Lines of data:
☆ ☆ ☆ ☆
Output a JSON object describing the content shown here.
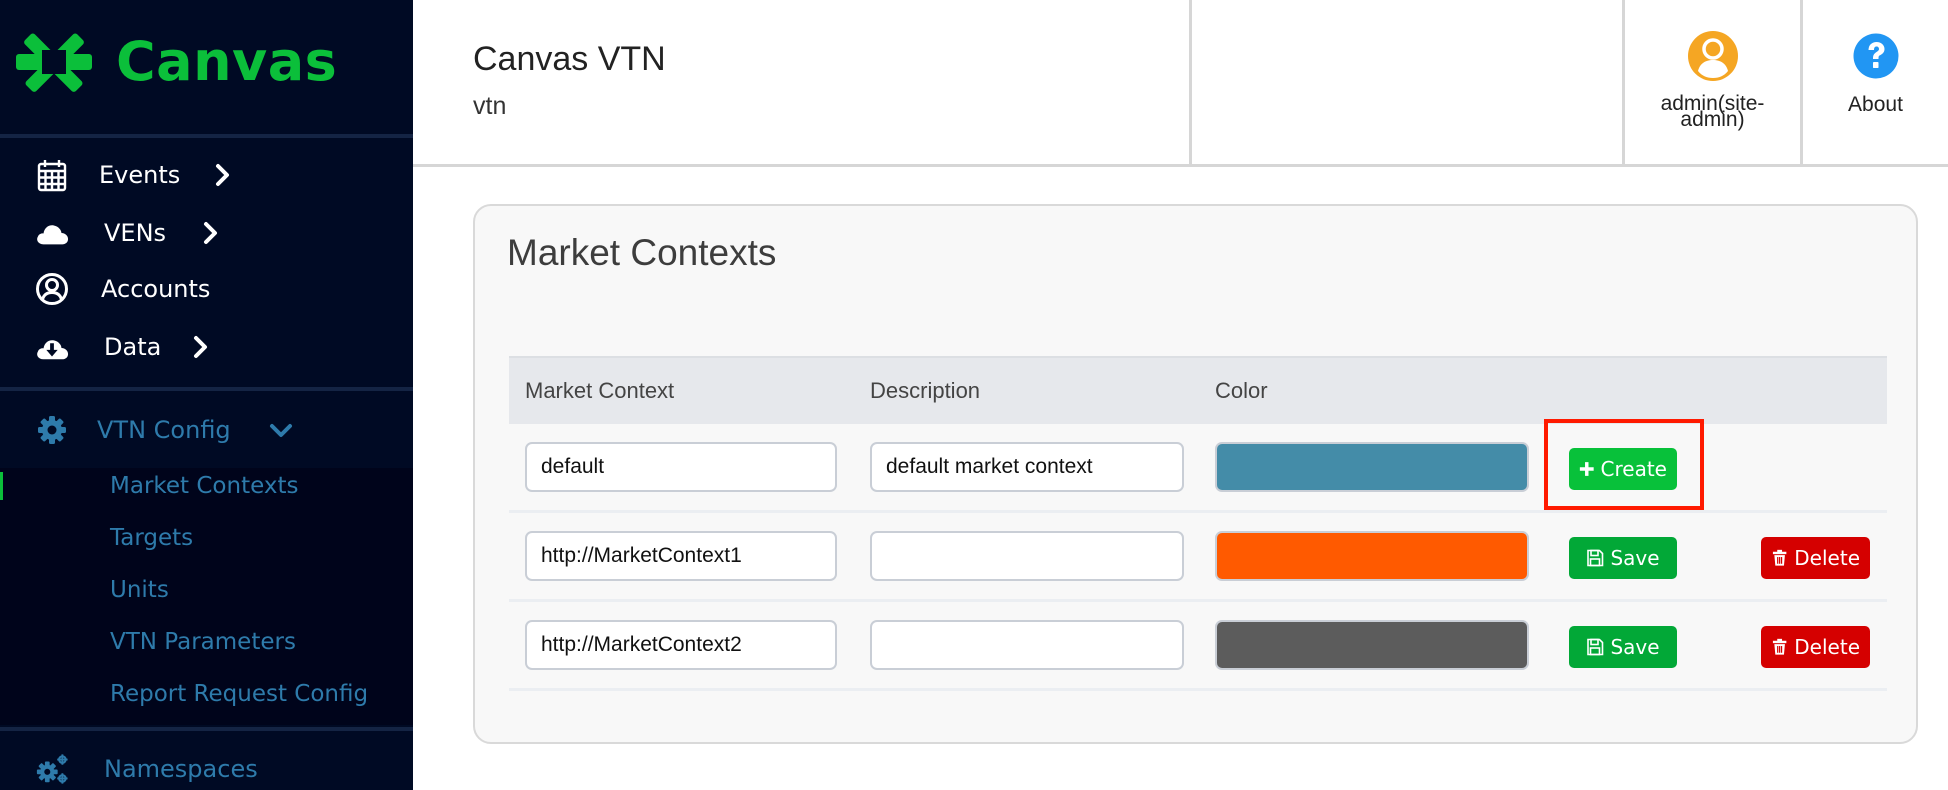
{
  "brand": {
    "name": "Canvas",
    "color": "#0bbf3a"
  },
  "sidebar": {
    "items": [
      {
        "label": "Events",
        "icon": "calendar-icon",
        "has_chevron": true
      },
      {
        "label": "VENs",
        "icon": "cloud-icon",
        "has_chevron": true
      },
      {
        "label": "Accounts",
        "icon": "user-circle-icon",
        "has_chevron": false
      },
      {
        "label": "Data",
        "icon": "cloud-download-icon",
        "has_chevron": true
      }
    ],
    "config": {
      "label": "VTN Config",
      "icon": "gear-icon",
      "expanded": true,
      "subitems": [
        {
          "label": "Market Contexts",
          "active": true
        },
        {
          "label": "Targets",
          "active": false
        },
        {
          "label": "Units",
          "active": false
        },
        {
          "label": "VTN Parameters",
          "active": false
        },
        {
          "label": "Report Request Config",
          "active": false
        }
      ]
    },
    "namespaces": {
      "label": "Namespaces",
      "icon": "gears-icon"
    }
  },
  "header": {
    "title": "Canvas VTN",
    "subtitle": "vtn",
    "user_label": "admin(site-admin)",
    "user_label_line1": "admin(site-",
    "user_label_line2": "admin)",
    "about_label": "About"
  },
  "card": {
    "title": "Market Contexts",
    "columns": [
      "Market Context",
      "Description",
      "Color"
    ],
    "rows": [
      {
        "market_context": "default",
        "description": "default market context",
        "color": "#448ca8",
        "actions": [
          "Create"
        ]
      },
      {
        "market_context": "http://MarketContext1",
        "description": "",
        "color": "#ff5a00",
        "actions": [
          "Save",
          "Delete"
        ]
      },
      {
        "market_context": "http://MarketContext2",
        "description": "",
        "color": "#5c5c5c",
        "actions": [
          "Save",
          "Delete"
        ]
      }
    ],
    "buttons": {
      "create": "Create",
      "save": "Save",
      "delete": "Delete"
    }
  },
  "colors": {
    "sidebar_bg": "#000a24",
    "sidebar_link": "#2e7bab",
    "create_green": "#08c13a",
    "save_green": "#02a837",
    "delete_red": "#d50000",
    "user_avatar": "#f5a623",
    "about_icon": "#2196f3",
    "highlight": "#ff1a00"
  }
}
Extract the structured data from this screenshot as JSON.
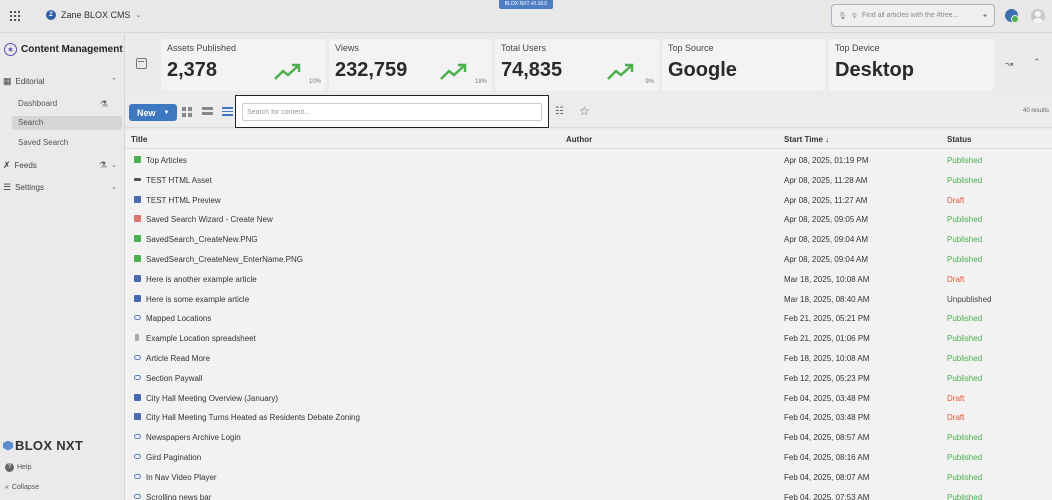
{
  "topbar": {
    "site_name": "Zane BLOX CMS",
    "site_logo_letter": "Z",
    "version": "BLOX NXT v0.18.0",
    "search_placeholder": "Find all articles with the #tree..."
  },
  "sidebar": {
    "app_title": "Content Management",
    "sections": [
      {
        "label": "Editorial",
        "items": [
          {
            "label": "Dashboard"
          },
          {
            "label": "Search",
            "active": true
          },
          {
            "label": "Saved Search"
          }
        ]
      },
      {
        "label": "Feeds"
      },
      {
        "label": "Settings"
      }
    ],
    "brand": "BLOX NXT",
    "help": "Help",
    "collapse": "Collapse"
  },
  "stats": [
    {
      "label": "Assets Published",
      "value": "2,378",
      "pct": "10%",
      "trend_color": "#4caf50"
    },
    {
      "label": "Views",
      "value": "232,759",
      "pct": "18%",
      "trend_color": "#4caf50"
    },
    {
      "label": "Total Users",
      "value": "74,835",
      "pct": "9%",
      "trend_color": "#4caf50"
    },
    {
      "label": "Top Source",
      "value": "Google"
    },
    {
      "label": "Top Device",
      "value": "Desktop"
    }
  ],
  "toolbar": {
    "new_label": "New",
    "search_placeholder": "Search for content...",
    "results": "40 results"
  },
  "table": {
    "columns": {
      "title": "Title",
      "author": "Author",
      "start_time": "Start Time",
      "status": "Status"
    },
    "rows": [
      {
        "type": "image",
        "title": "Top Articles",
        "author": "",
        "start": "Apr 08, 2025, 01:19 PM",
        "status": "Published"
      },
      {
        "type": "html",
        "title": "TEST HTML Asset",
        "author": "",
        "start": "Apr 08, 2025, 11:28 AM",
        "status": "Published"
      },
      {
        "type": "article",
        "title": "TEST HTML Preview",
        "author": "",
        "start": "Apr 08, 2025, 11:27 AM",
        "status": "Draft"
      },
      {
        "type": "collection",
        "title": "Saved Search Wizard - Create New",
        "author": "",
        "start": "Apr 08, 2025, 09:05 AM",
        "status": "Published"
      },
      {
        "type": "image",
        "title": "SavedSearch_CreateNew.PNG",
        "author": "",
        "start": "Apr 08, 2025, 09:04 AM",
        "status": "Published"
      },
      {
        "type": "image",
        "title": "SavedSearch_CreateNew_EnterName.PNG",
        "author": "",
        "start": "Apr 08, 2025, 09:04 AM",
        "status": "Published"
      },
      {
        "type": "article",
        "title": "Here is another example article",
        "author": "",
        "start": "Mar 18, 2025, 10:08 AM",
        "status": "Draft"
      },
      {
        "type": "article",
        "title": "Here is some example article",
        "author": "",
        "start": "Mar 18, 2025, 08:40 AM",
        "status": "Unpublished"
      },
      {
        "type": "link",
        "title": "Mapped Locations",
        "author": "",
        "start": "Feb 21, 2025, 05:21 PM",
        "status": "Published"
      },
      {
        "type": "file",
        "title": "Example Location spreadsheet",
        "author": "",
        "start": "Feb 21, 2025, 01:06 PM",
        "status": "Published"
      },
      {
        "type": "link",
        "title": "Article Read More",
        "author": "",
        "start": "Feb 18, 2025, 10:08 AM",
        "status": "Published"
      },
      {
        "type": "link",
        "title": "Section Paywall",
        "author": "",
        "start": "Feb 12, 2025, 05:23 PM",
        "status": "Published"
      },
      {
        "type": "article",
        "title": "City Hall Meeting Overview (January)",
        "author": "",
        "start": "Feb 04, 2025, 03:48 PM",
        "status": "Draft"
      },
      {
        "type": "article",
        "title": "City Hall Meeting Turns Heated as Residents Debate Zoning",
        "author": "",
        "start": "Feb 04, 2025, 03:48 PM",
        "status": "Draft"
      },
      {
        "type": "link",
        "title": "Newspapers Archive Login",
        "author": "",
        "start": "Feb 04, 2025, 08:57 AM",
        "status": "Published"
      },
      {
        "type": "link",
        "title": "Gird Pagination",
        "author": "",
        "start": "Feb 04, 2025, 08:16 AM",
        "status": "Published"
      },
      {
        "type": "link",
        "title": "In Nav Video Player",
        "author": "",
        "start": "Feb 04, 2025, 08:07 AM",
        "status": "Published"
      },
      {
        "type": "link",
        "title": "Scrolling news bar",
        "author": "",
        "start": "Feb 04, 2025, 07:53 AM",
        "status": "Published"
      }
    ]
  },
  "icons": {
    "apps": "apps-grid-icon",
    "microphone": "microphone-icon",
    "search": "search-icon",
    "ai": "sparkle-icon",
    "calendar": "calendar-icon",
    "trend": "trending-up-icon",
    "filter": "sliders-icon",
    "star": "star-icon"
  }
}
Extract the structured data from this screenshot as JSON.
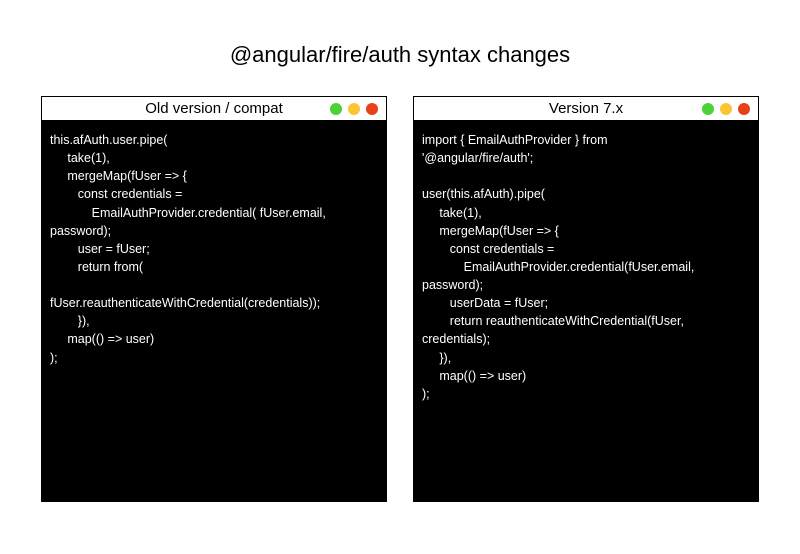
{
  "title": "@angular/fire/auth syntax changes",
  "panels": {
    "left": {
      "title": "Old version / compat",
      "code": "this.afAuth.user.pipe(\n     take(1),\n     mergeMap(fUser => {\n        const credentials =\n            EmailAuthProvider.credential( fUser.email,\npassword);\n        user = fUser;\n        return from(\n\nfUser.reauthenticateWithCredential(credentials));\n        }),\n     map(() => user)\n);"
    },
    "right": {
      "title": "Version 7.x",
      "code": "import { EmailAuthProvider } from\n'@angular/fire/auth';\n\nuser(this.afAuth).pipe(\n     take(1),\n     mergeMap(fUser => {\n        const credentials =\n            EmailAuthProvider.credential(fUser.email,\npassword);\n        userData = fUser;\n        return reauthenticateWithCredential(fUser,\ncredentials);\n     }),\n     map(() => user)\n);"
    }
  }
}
☆ ☆ ☆ ☆
Exercise details:
Quote the records above exactly, leaving out any pictures.

The output:
Output a JSON object describing the content shown here.
{
  "brand": {
    "name": "Canvas",
    "color": "#0bbf3a"
  },
  "sidebar": {
    "items": [
      {
        "label": "Events",
        "icon": "calendar-icon",
        "has_chevron": true
      },
      {
        "label": "VENs",
        "icon": "cloud-icon",
        "has_chevron": true
      },
      {
        "label": "Accounts",
        "icon": "user-circle-icon",
        "has_chevron": false
      },
      {
        "label": "Data",
        "icon": "cloud-download-icon",
        "has_chevron": true
      }
    ],
    "config": {
      "label": "VTN Config",
      "icon": "gear-icon",
      "expanded": true,
      "subitems": [
        {
          "label": "Market Contexts",
          "active": true
        },
        {
          "label": "Targets",
          "active": false
        },
        {
          "label": "Units",
          "active": false
        },
        {
          "label": "VTN Parameters",
          "active": false
        },
        {
          "label": "Report Request Config",
          "active": false
        }
      ]
    },
    "namespaces": {
      "label": "Namespaces",
      "icon": "gears-icon"
    }
  },
  "header": {
    "title": "Canvas VTN",
    "subtitle": "vtn",
    "user_label": "admin(site-admin)",
    "user_label_line1": "admin(site-",
    "user_label_line2": "admin)",
    "about_label": "About"
  },
  "card": {
    "title": "Market Contexts",
    "columns": [
      "Market Context",
      "Description",
      "Color"
    ],
    "rows": [
      {
        "market_context": "default",
        "description": "default market context",
        "color": "#448ca8",
        "actions": [
          "Create"
        ]
      },
      {
        "market_context": "http://MarketContext1",
        "description": "",
        "color": "#ff5a00",
        "actions": [
          "Save",
          "Delete"
        ]
      },
      {
        "market_context": "http://MarketContext2",
        "description": "",
        "color": "#5c5c5c",
        "actions": [
          "Save",
          "Delete"
        ]
      }
    ],
    "buttons": {
      "create": "Create",
      "save": "Save",
      "delete": "Delete"
    }
  },
  "colors": {
    "sidebar_bg": "#000a24",
    "sidebar_link": "#2e7bab",
    "create_green": "#08c13a",
    "save_green": "#02a837",
    "delete_red": "#d50000",
    "user_avatar": "#f5a623",
    "about_icon": "#2196f3",
    "highlight": "#ff1a00"
  }
}
Extract the structured data from this screenshot as JSON.
{
  "topbar": {
    "site_name": "Zane BLOX CMS",
    "site_logo_letter": "Z",
    "version": "BLOX NXT v0.18.0",
    "search_placeholder": "Find all articles with the #tree..."
  },
  "sidebar": {
    "app_title": "Content Management",
    "sections": [
      {
        "label": "Editorial",
        "items": [
          {
            "label": "Dashboard"
          },
          {
            "label": "Search",
            "active": true
          },
          {
            "label": "Saved Search"
          }
        ]
      },
      {
        "label": "Feeds"
      },
      {
        "label": "Settings"
      }
    ],
    "brand": "BLOX NXT",
    "help": "Help",
    "collapse": "Collapse"
  },
  "stats": [
    {
      "label": "Assets Published",
      "value": "2,378",
      "pct": "10%",
      "trend_color": "#4caf50"
    },
    {
      "label": "Views",
      "value": "232,759",
      "pct": "18%",
      "trend_color": "#4caf50"
    },
    {
      "label": "Total Users",
      "value": "74,835",
      "pct": "9%",
      "trend_color": "#4caf50"
    },
    {
      "label": "Top Source",
      "value": "Google"
    },
    {
      "label": "Top Device",
      "value": "Desktop"
    }
  ],
  "toolbar": {
    "new_label": "New",
    "search_placeholder": "Search for content...",
    "results": "40 results"
  },
  "table": {
    "columns": {
      "title": "Title",
      "author": "Author",
      "start_time": "Start Time",
      "status": "Status"
    },
    "rows": [
      {
        "type": "image",
        "title": "Top Articles",
        "author": "",
        "start": "Apr 08, 2025, 01:19 PM",
        "status": "Published"
      },
      {
        "type": "html",
        "title": "TEST HTML Asset",
        "author": "",
        "start": "Apr 08, 2025, 11:28 AM",
        "status": "Published"
      },
      {
        "type": "article",
        "title": "TEST HTML Preview",
        "author": "",
        "start": "Apr 08, 2025, 11:27 AM",
        "status": "Draft"
      },
      {
        "type": "collection",
        "title": "Saved Search Wizard - Create New",
        "author": "",
        "start": "Apr 08, 2025, 09:05 AM",
        "status": "Published"
      },
      {
        "type": "image",
        "title": "SavedSearch_CreateNew.PNG",
        "author": "",
        "start": "Apr 08, 2025, 09:04 AM",
        "status": "Published"
      },
      {
        "type": "image",
        "title": "SavedSearch_CreateNew_EnterName.PNG",
        "author": "",
        "start": "Apr 08, 2025, 09:04 AM",
        "status": "Published"
      },
      {
        "type": "article",
        "title": "Here is another example article",
        "author": "",
        "start": "Mar 18, 2025, 10:08 AM",
        "status": "Draft"
      },
      {
        "type": "article",
        "title": "Here is some example article",
        "author": "",
        "start": "Mar 18, 2025, 08:40 AM",
        "status": "Unpublished"
      },
      {
        "type": "link",
        "title": "Mapped Locations",
        "author": "",
        "start": "Feb 21, 2025, 05:21 PM",
        "status": "Published"
      },
      {
        "type": "file",
        "title": "Example Location spreadsheet",
        "author": "",
        "start": "Feb 21, 2025, 01:06 PM",
        "status": "Published"
      },
      {
        "type": "link",
        "title": "Article Read More",
        "author": "",
        "start": "Feb 18, 2025, 10:08 AM",
        "status": "Published"
      },
      {
        "type": "link",
        "title": "Section Paywall",
        "author": "",
        "start": "Feb 12, 2025, 05:23 PM",
        "status": "Published"
      },
      {
        "type": "article",
        "title": "City Hall Meeting Overview (January)",
        "author": "",
        "start": "Feb 04, 2025, 03:48 PM",
        "status": "Draft"
      },
      {
        "type": "article",
        "title": "City Hall Meeting Turns Heated as Residents Debate Zoning",
        "author": "",
        "start": "Feb 04, 2025, 03:48 PM",
        "status": "Draft"
      },
      {
        "type": "link",
        "title": "Newspapers Archive Login",
        "author": "",
        "start": "Feb 04, 2025, 08:57 AM",
        "status": "Published"
      },
      {
        "type": "link",
        "title": "Gird Pagination",
        "author": "",
        "start": "Feb 04, 2025, 08:16 AM",
        "status": "Published"
      },
      {
        "type": "link",
        "title": "In Nav Video Player",
        "author": "",
        "start": "Feb 04, 2025, 08:07 AM",
        "status": "Published"
      },
      {
        "type": "link",
        "title": "Scrolling news bar",
        "author": "",
        "start": "Feb 04, 2025, 07:53 AM",
        "status": "Published"
      }
    ]
  },
  "icons": {
    "apps": "apps-grid-icon",
    "microphone": "microphone-icon",
    "search": "search-icon",
    "ai": "sparkle-icon",
    "calendar": "calendar-icon",
    "trend": "trending-up-icon",
    "filter": "sliders-icon",
    "star": "star-icon"
  }
}
Extract the structured data from this screenshot as JSON.
{
  "title": "@angular/fire/auth syntax changes",
  "panels": {
    "left": {
      "title": "Old version / compat",
      "code": "this.afAuth.user.pipe(\n     take(1),\n     mergeMap(fUser => {\n        const credentials =\n            EmailAuthProvider.credential( fUser.email,\npassword);\n        user = fUser;\n        return from(\n\nfUser.reauthenticateWithCredential(credentials));\n        }),\n     map(() => user)\n);"
    },
    "right": {
      "title": "Version 7.x",
      "code": "import { EmailAuthProvider } from\n'@angular/fire/auth';\n\nuser(this.afAuth).pipe(\n     take(1),\n     mergeMap(fUser => {\n        const credentials =\n            EmailAuthProvider.credential(fUser.email,\npassword);\n        userData = fUser;\n        return reauthenticateWithCredential(fUser,\ncredentials);\n     }),\n     map(() => user)\n);"
    }
  }
}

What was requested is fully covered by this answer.